Written exercise 1:
In the blog post on disappointment in relationships, where does all disappointment originate?

Source text:
In this blog post, I will talk about:
- The main reasons why we have to deal with disappointment relationships
- Mindset shifts you can make to overcome the challenges in your relationships
- Practical tips for more effective communication and conflict resolution
Of course, you don’t have to deal with disappointment in any relationship. You can always move to a house in the countryside, get 25 cats, and live happily ever after in that way.
But if you’re willing to make yourself vulnerable to the joys of life with other human beings, you’re making yourself vulnerable to some degree of frustration.
So let’s look into some of the reasons why we become frustrated within our relationships.
Common causes of disappointment in a relationship
Unless you master a very important part of your mental structure – your expectations. Which brings us to the first main reason your relationship is suffering.
#1: How you handle your expectations
All disappointment, especially disappointment in relationships, originates in our expectations. How we believe someone should feel about us, how they should treat us, or even how they should behave in the world. And the closer the relationship, the higher the expectations of behaviour and the stronger the frustration.

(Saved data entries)
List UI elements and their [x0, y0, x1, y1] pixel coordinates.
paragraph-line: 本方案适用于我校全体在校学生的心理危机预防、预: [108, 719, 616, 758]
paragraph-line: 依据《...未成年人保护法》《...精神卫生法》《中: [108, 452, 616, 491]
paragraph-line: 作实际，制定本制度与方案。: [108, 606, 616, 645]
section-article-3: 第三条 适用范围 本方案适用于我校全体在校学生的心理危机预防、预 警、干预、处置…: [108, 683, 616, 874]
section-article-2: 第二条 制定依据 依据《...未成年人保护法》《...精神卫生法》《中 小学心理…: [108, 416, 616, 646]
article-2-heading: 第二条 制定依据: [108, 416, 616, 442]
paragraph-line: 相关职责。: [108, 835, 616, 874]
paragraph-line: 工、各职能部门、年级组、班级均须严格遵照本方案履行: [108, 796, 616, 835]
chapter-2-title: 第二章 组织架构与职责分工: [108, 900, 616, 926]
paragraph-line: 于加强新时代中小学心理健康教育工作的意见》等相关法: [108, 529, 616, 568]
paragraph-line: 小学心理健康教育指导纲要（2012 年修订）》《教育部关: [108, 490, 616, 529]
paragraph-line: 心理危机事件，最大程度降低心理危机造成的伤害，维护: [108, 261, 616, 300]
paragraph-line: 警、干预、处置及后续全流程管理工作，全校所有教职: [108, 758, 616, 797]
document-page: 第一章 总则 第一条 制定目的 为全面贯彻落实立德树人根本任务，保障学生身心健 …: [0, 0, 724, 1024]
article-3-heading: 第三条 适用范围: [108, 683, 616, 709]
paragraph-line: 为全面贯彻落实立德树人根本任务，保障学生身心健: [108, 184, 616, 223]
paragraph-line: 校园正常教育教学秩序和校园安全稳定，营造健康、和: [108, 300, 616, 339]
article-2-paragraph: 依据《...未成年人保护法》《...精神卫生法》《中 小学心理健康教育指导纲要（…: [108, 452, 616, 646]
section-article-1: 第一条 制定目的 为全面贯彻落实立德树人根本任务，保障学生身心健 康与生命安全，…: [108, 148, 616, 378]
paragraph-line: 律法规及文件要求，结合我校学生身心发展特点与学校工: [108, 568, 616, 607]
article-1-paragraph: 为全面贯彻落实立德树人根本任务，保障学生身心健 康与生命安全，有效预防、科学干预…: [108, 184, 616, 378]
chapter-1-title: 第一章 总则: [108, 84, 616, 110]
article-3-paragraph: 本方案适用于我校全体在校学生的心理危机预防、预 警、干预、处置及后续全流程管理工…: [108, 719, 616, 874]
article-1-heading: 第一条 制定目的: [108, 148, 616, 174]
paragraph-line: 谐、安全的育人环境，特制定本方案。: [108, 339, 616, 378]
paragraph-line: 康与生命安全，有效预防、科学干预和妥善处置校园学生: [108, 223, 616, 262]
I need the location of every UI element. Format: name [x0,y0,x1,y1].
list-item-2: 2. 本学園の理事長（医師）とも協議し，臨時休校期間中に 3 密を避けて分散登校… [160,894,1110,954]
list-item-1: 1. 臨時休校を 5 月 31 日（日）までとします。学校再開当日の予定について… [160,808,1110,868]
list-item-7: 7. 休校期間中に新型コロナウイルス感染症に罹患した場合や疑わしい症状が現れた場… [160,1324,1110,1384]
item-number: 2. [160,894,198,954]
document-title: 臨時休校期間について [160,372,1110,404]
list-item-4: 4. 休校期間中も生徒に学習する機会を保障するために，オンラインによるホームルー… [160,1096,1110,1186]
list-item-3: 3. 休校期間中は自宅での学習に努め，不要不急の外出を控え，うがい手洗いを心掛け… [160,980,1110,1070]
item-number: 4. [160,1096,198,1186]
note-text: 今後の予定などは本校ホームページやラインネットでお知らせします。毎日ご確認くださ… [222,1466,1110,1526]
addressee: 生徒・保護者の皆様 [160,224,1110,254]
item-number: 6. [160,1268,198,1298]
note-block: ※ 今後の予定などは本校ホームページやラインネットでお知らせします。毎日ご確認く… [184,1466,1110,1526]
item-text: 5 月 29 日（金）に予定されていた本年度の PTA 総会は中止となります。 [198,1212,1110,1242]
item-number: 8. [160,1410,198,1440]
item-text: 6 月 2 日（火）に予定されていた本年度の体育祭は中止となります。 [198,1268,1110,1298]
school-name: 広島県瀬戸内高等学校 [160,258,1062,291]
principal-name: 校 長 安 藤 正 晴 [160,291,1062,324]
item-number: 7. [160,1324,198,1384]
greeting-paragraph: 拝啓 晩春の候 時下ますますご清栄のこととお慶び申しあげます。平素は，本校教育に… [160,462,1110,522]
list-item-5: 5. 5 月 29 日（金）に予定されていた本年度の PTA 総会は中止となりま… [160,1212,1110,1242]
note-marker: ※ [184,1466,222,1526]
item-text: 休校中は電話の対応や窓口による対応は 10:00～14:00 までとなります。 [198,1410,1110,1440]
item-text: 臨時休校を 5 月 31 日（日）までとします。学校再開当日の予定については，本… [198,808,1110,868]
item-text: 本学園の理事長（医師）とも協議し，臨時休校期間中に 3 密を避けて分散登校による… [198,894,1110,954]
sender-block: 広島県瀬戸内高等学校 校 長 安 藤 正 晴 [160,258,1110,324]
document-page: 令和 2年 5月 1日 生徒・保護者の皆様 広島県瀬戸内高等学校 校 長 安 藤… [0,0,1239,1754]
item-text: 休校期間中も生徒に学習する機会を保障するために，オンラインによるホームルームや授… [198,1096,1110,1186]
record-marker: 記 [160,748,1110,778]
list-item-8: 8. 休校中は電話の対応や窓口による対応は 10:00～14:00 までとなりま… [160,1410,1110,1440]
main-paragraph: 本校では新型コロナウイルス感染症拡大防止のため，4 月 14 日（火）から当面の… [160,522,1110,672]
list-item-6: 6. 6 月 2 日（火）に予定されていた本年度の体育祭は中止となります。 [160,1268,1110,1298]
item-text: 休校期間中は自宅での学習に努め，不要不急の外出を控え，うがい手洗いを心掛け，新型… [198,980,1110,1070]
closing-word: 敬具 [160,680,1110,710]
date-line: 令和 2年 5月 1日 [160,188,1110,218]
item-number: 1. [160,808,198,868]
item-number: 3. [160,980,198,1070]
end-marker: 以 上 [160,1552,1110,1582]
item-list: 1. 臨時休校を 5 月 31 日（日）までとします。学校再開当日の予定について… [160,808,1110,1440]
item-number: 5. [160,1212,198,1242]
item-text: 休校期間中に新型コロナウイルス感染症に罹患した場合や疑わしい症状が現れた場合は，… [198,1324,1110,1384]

Written exercise 2:
Please copy the records word for word, from their first line up to and including the line with "article-2-heading: 第二条 制定依据: [108, 416, 616, 442]".

Task answer 1:
All disappointment originates in our expectations.

Task answer 2:
List UI elements and their [x0, y0, x1, y1] pixel coordinates.
paragraph-line: 本方案适用于我校全体在校学生的心理危机预防、预: [108, 719, 616, 758]
paragraph-line: 依据《...未成年人保护法》《...精神卫生法》《中: [108, 452, 616, 491]
paragraph-line: 作实际，制定本制度与方案。: [108, 606, 616, 645]
section-article-3: 第三条 适用范围 本方案适用于我校全体在校学生的心理危机预防、预 警、干预、处置…: [108, 683, 616, 874]
section-article-2: 第二条 制定依据 依据《...未成年人保护法》《...精神卫生法》《中 小学心理…: [108, 416, 616, 646]
article-2-heading: 第二条 制定依据: [108, 416, 616, 442]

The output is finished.